--- BEGIN DATA ROWS ---

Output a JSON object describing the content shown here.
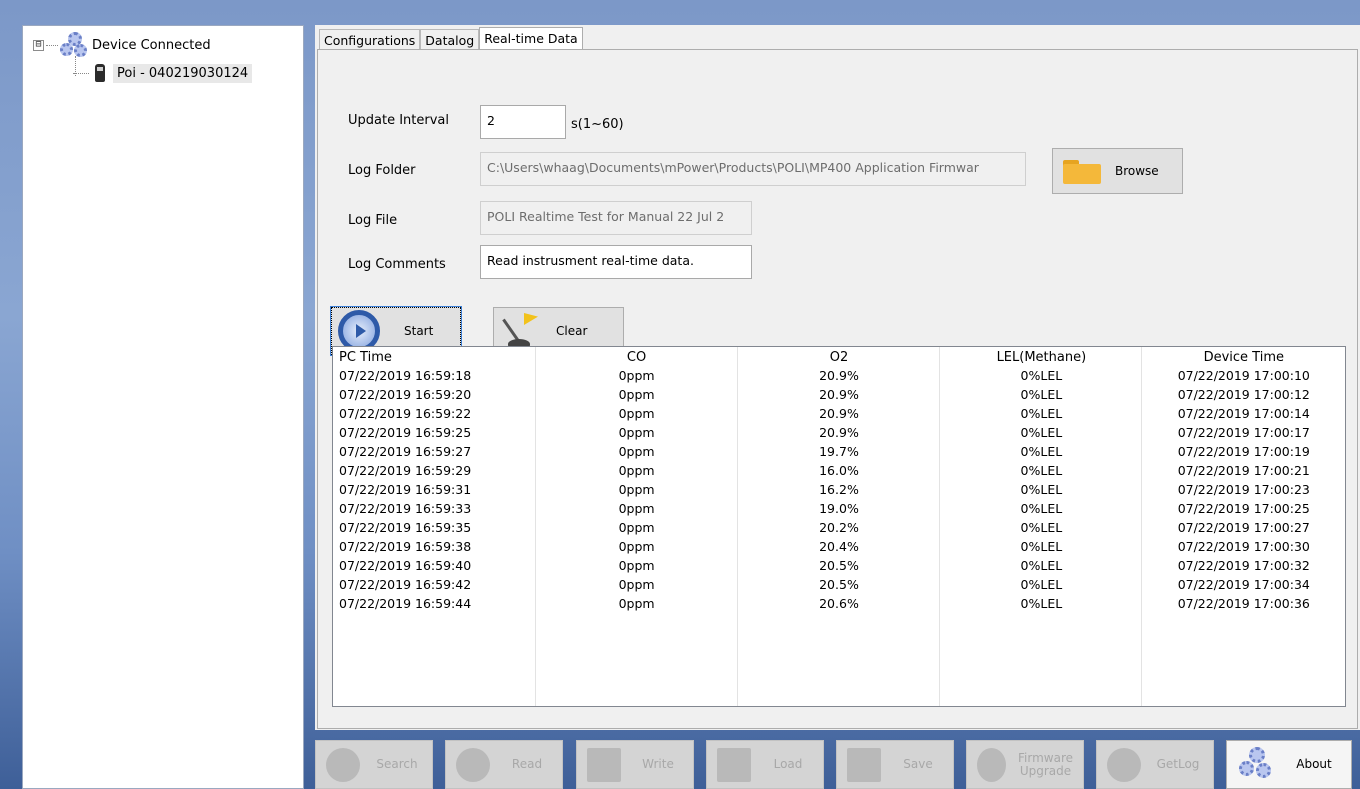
{
  "tree": {
    "root_label": "Device Connected",
    "expander": "⊟",
    "child_label": "Poi - 040219030124"
  },
  "tabs": [
    {
      "label": "Configurations",
      "active": false
    },
    {
      "label": "Datalog",
      "active": false
    },
    {
      "label": "Real-time Data",
      "active": true
    }
  ],
  "form": {
    "update_interval_label": "Update Interval",
    "update_interval_value": "2",
    "update_interval_hint": "s(1~60)",
    "log_folder_label": "Log Folder",
    "log_folder_value": "C:\\Users\\whaag\\Documents\\mPower\\Products\\POLI\\MP400 Application Firmwar",
    "browse_label": "Browse",
    "log_file_label": "Log File",
    "log_file_value": "POLI Realtime Test for Manual 22 Jul 2",
    "log_comments_label": "Log Comments",
    "log_comments_value": "Read instrusment real-time data."
  },
  "actions": {
    "start_label": "Start",
    "clear_label": "Clear"
  },
  "table": {
    "headers": [
      "PC Time",
      "CO",
      "O2",
      "LEL(Methane)",
      "Device Time"
    ],
    "rows": [
      [
        "07/22/2019 16:59:18",
        "0ppm",
        "20.9%",
        "0%LEL",
        "07/22/2019 17:00:10"
      ],
      [
        "07/22/2019 16:59:20",
        "0ppm",
        "20.9%",
        "0%LEL",
        "07/22/2019 17:00:12"
      ],
      [
        "07/22/2019 16:59:22",
        "0ppm",
        "20.9%",
        "0%LEL",
        "07/22/2019 17:00:14"
      ],
      [
        "07/22/2019 16:59:25",
        "0ppm",
        "20.9%",
        "0%LEL",
        "07/22/2019 17:00:17"
      ],
      [
        "07/22/2019 16:59:27",
        "0ppm",
        "19.7%",
        "0%LEL",
        "07/22/2019 17:00:19"
      ],
      [
        "07/22/2019 16:59:29",
        "0ppm",
        "16.0%",
        "0%LEL",
        "07/22/2019 17:00:21"
      ],
      [
        "07/22/2019 16:59:31",
        "0ppm",
        "16.2%",
        "0%LEL",
        "07/22/2019 17:00:23"
      ],
      [
        "07/22/2019 16:59:33",
        "0ppm",
        "19.0%",
        "0%LEL",
        "07/22/2019 17:00:25"
      ],
      [
        "07/22/2019 16:59:35",
        "0ppm",
        "20.2%",
        "0%LEL",
        "07/22/2019 17:00:27"
      ],
      [
        "07/22/2019 16:59:38",
        "0ppm",
        "20.4%",
        "0%LEL",
        "07/22/2019 17:00:30"
      ],
      [
        "07/22/2019 16:59:40",
        "0ppm",
        "20.5%",
        "0%LEL",
        "07/22/2019 17:00:32"
      ],
      [
        "07/22/2019 16:59:42",
        "0ppm",
        "20.5%",
        "0%LEL",
        "07/22/2019 17:00:34"
      ],
      [
        "07/22/2019 16:59:44",
        "0ppm",
        "20.6%",
        "0%LEL",
        "07/22/2019 17:00:36"
      ]
    ]
  },
  "toolbar": {
    "search": "Search",
    "read": "Read",
    "write": "Write",
    "load": "Load",
    "save": "Save",
    "firmware_line1": "Firmware",
    "firmware_line2": "Upgrade",
    "getlog": "GetLog",
    "about": "About"
  },
  "icons": {
    "tree_root": "gears-icon",
    "tree_child": "device-icon",
    "browse": "folder-icon",
    "start": "start-icon",
    "clear": "clear-icon",
    "search": "magnifier-icon",
    "read": "read-icon",
    "write": "write-icon",
    "load": "load-icon",
    "save": "save-icon",
    "firmware": "firmware-icon",
    "getlog": "getlog-icon",
    "about": "gears-icon"
  },
  "colors": {
    "desktop_blue": "#7c98c8",
    "focus_blue": "#3c7fd6",
    "folder_yellow": "#f4b83a"
  }
}
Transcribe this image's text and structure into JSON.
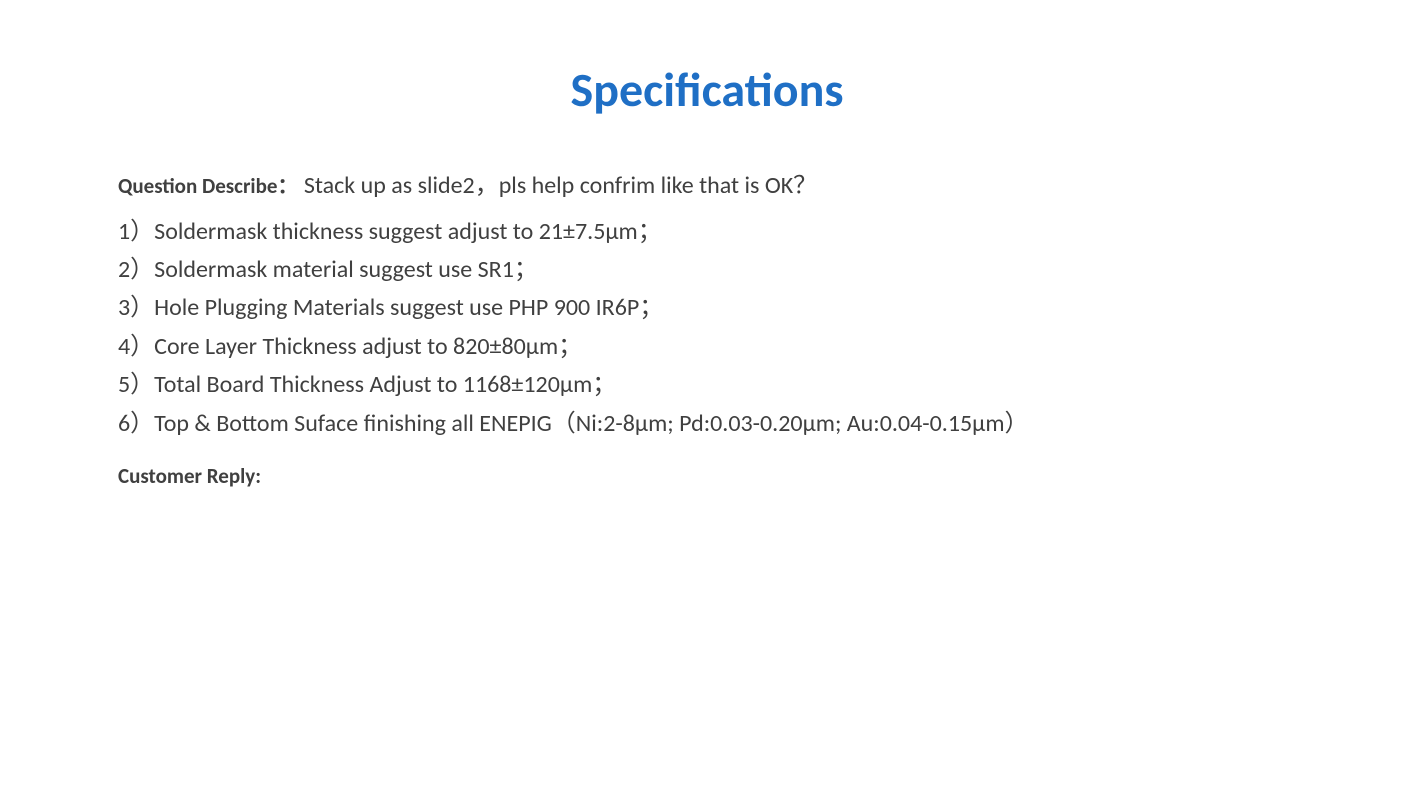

--- END DATA ROWS ---

-- TASK GOAL --
Repeat the listing in full and exactly. Do not include any images.

-- THE RESULT --
Output a JSON object describing the content shown here.
{
  "tree": {
    "root_label": "Device Connected",
    "expander": "⊟",
    "child_label": "Poi - 040219030124"
  },
  "tabs": [
    {
      "label": "Configurations",
      "active": false
    },
    {
      "label": "Datalog",
      "active": false
    },
    {
      "label": "Real-time Data",
      "active": true
    }
  ],
  "form": {
    "update_interval_label": "Update Interval",
    "update_interval_value": "2",
    "update_interval_hint": "s(1~60)",
    "log_folder_label": "Log Folder",
    "log_folder_value": "C:\\Users\\whaag\\Documents\\mPower\\Products\\POLI\\MP400 Application Firmwar",
    "browse_label": "Browse",
    "log_file_label": "Log File",
    "log_file_value": "POLI Realtime Test for Manual 22 Jul 2",
    "log_comments_label": "Log Comments",
    "log_comments_value": "Read instrusment real-time data."
  },
  "actions": {
    "start_label": "Start",
    "clear_label": "Clear"
  },
  "table": {
    "headers": [
      "PC Time",
      "CO",
      "O2",
      "LEL(Methane)",
      "Device Time"
    ],
    "rows": [
      [
        "07/22/2019 16:59:18",
        "0ppm",
        "20.9%",
        "0%LEL",
        "07/22/2019 17:00:10"
      ],
      [
        "07/22/2019 16:59:20",
        "0ppm",
        "20.9%",
        "0%LEL",
        "07/22/2019 17:00:12"
      ],
      [
        "07/22/2019 16:59:22",
        "0ppm",
        "20.9%",
        "0%LEL",
        "07/22/2019 17:00:14"
      ],
      [
        "07/22/2019 16:59:25",
        "0ppm",
        "20.9%",
        "0%LEL",
        "07/22/2019 17:00:17"
      ],
      [
        "07/22/2019 16:59:27",
        "0ppm",
        "19.7%",
        "0%LEL",
        "07/22/2019 17:00:19"
      ],
      [
        "07/22/2019 16:59:29",
        "0ppm",
        "16.0%",
        "0%LEL",
        "07/22/2019 17:00:21"
      ],
      [
        "07/22/2019 16:59:31",
        "0ppm",
        "16.2%",
        "0%LEL",
        "07/22/2019 17:00:23"
      ],
      [
        "07/22/2019 16:59:33",
        "0ppm",
        "19.0%",
        "0%LEL",
        "07/22/2019 17:00:25"
      ],
      [
        "07/22/2019 16:59:35",
        "0ppm",
        "20.2%",
        "0%LEL",
        "07/22/2019 17:00:27"
      ],
      [
        "07/22/2019 16:59:38",
        "0ppm",
        "20.4%",
        "0%LEL",
        "07/22/2019 17:00:30"
      ],
      [
        "07/22/2019 16:59:40",
        "0ppm",
        "20.5%",
        "0%LEL",
        "07/22/2019 17:00:32"
      ],
      [
        "07/22/2019 16:59:42",
        "0ppm",
        "20.5%",
        "0%LEL",
        "07/22/2019 17:00:34"
      ],
      [
        "07/22/2019 16:59:44",
        "0ppm",
        "20.6%",
        "0%LEL",
        "07/22/2019 17:00:36"
      ]
    ]
  },
  "toolbar": {
    "search": "Search",
    "read": "Read",
    "write": "Write",
    "load": "Load",
    "save": "Save",
    "firmware_line1": "Firmware",
    "firmware_line2": "Upgrade",
    "getlog": "GetLog",
    "about": "About"
  },
  "icons": {
    "tree_root": "gears-icon",
    "tree_child": "device-icon",
    "browse": "folder-icon",
    "start": "start-icon",
    "clear": "clear-icon",
    "search": "magnifier-icon",
    "read": "read-icon",
    "write": "write-icon",
    "load": "load-icon",
    "save": "save-icon",
    "firmware": "firmware-icon",
    "getlog": "getlog-icon",
    "about": "gears-icon"
  },
  "colors": {
    "desktop_blue": "#7c98c8",
    "focus_blue": "#3c7fd6",
    "folder_yellow": "#f4b83a"
  }
}
Transcribe this image's text and structure into JSON.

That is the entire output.